We use the model to analyze the impact of these state-level distortions on output, productivity, labor, consumption, investment, and the allocation of the population across states.
We conduct a number of counterfactual experiments that we call deregulation experiments,
in which we reduce 2014 distortions to their levels in either an earlier year, or to a level
based on the model-inferred 2014 Texas distortion level.
We find that even modest land-use deregulation leads to a substantial reallocation of
population across the states, with California’s population growing substantially. We also
find that economy-wide TFP, output, consumption, and investment would be significantly
higher as a consequence of deregulation. We find that U.S. labor productivity would be
12.4 percent higher and consumption would be 11.9 percent higher if all U.S. states moved
halfway from their current land-use regulation levels to the current Texas level. Much of
these gains reflect general equilibrium effects from the policy change. In particular, roughly
half of the output and welfare increases reflect the substantial reallocation of capital across
states.
The paper is organized as follows. Section 2 provides a literature review. Section 3
discusses the challenges to measure land restrictions over time and how our approach works.
Section 4 presents the model economy. Section 5 summarizes the data. Section 6 discusses
the quantitative approach and model calibration. Section 7 presents the counterfactual
experiments. Section 8 conducts robustness exercises, and Section 9 concludes.

2

Literature Review

This paper, which focuses on the general equilibrium impact of land-use regulations on
aggregate economic activity, is related to a number of papers that have separately studied
the issues of land-use regulations, declining regional mobility, and rising housing and land
prices. Brueckner [2009] and Gyourko and Molloy [2014] comprehensively summarize recent
papers that study the link between government and private land-use regulations, house

4

prices, and local labor markets. These summaries, however, point to the scarcity of general
equilibrium assessments of land regulations, which is the focus of this paper.
Glaeser [2014] and Furman [2015] argue that land and housing regulations slow economic
growth. Both papers synthesize existing work that provides a set of facts relating economic
performance and regulation.
Hsieh and Moretti [2015] study how productivity differences across U.S. cities have contributed to aggregate economic activity. Our paper and Hsieh and Moretti [2015] study
similar issues, but they are very complementary as there are several important differences in
terms of focus, methodology, and the economic mechanisms that are operative.

◆ **Requirements**
According to the land-use regulation excerpt above, how much higher would U.S. consumption be if all states moved halfway from their current land-use regulation levels to the current Texas level?

Stored data
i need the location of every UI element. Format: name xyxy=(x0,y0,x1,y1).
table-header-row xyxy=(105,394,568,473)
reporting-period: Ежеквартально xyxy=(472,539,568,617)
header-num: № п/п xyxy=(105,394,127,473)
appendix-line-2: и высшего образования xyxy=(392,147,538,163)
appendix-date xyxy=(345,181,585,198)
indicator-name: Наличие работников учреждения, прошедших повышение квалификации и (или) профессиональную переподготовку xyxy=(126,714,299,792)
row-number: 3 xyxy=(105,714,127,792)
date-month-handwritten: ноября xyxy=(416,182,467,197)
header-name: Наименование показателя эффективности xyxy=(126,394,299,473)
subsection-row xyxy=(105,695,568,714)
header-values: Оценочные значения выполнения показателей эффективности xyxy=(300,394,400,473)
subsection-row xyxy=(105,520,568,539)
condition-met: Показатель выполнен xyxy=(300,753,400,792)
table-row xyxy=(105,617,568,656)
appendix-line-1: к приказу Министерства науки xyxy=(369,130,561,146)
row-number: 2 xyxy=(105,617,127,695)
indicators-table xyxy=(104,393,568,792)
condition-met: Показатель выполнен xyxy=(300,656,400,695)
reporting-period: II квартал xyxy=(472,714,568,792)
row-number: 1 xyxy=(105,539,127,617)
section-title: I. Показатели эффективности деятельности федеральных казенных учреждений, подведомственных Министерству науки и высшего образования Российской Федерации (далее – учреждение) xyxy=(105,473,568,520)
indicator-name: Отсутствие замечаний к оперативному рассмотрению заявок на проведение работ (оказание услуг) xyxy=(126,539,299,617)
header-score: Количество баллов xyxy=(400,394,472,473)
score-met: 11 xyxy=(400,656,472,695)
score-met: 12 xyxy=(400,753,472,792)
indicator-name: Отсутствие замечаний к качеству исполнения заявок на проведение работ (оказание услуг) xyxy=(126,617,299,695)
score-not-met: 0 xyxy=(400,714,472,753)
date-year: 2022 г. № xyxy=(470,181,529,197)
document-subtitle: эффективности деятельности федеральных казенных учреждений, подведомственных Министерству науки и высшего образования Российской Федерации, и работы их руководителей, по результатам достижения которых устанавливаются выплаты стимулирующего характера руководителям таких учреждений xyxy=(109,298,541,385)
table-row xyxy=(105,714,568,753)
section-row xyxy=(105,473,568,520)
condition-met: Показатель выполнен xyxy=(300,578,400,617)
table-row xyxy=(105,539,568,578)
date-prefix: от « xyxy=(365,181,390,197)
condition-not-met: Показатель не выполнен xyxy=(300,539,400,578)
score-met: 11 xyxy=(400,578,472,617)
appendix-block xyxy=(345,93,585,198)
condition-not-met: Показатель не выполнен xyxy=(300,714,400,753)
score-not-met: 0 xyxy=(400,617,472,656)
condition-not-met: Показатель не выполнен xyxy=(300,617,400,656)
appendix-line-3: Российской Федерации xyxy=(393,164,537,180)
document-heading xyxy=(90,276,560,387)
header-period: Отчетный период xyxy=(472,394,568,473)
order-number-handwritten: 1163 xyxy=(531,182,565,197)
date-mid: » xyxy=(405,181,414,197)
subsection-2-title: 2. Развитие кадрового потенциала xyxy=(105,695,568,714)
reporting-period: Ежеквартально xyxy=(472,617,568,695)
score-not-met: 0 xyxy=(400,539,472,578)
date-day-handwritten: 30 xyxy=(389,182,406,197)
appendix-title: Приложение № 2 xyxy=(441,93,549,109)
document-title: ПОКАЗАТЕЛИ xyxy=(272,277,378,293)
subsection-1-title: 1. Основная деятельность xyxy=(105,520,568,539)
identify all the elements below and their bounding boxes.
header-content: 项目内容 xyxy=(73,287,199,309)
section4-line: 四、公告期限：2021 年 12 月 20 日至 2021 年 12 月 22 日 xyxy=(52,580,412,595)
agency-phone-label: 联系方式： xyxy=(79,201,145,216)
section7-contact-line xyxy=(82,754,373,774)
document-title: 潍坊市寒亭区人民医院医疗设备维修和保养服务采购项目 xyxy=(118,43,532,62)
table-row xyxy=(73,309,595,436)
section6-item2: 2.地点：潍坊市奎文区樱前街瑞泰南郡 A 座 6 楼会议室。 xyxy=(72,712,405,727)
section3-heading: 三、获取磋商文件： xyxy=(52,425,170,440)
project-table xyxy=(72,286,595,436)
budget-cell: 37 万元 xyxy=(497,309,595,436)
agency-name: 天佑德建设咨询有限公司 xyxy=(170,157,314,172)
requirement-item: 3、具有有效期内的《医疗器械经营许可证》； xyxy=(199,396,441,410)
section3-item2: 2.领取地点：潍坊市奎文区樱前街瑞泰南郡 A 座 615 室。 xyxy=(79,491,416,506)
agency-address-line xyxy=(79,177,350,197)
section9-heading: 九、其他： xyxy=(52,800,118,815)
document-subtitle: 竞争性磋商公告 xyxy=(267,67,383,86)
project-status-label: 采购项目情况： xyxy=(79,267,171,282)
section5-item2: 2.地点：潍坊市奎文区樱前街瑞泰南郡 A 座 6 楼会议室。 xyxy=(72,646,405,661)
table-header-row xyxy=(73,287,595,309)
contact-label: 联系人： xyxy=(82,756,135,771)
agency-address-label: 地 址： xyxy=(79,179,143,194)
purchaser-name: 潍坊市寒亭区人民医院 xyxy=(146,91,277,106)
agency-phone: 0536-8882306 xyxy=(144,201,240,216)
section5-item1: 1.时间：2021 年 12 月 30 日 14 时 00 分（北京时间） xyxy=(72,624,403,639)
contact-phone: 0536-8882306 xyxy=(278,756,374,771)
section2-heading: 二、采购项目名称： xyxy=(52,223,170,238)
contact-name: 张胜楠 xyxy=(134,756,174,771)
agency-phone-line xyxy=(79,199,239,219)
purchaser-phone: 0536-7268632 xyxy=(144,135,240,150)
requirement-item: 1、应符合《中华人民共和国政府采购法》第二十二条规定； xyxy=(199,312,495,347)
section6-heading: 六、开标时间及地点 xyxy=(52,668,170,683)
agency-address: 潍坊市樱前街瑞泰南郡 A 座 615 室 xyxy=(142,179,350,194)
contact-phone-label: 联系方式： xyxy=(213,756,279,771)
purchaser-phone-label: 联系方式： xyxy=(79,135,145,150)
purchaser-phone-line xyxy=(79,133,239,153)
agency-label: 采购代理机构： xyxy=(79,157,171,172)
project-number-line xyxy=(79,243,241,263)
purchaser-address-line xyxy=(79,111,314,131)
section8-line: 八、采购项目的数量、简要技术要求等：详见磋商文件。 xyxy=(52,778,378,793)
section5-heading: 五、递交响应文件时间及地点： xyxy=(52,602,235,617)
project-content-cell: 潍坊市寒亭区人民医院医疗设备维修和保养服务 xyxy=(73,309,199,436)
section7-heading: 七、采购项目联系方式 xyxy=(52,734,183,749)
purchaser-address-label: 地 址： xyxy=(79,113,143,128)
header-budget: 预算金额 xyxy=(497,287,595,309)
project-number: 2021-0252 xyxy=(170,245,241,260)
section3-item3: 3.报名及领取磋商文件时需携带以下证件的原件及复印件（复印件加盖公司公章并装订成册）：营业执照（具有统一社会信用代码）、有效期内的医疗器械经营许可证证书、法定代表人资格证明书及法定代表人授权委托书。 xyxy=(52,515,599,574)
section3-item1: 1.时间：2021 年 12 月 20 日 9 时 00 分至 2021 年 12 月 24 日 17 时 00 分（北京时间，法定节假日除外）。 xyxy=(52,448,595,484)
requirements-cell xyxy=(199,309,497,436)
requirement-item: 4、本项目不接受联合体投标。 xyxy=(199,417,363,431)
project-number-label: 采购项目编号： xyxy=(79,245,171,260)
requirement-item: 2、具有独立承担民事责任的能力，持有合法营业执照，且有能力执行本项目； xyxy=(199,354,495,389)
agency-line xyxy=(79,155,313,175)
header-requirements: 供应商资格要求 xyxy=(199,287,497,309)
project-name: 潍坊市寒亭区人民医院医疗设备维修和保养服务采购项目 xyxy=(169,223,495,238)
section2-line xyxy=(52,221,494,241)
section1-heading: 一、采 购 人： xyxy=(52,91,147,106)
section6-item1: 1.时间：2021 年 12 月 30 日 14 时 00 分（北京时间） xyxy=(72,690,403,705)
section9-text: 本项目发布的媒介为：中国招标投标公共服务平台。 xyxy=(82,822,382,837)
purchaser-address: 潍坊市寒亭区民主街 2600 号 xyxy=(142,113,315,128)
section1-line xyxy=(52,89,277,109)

◆ **Solution for this task**
11.9 percent higher.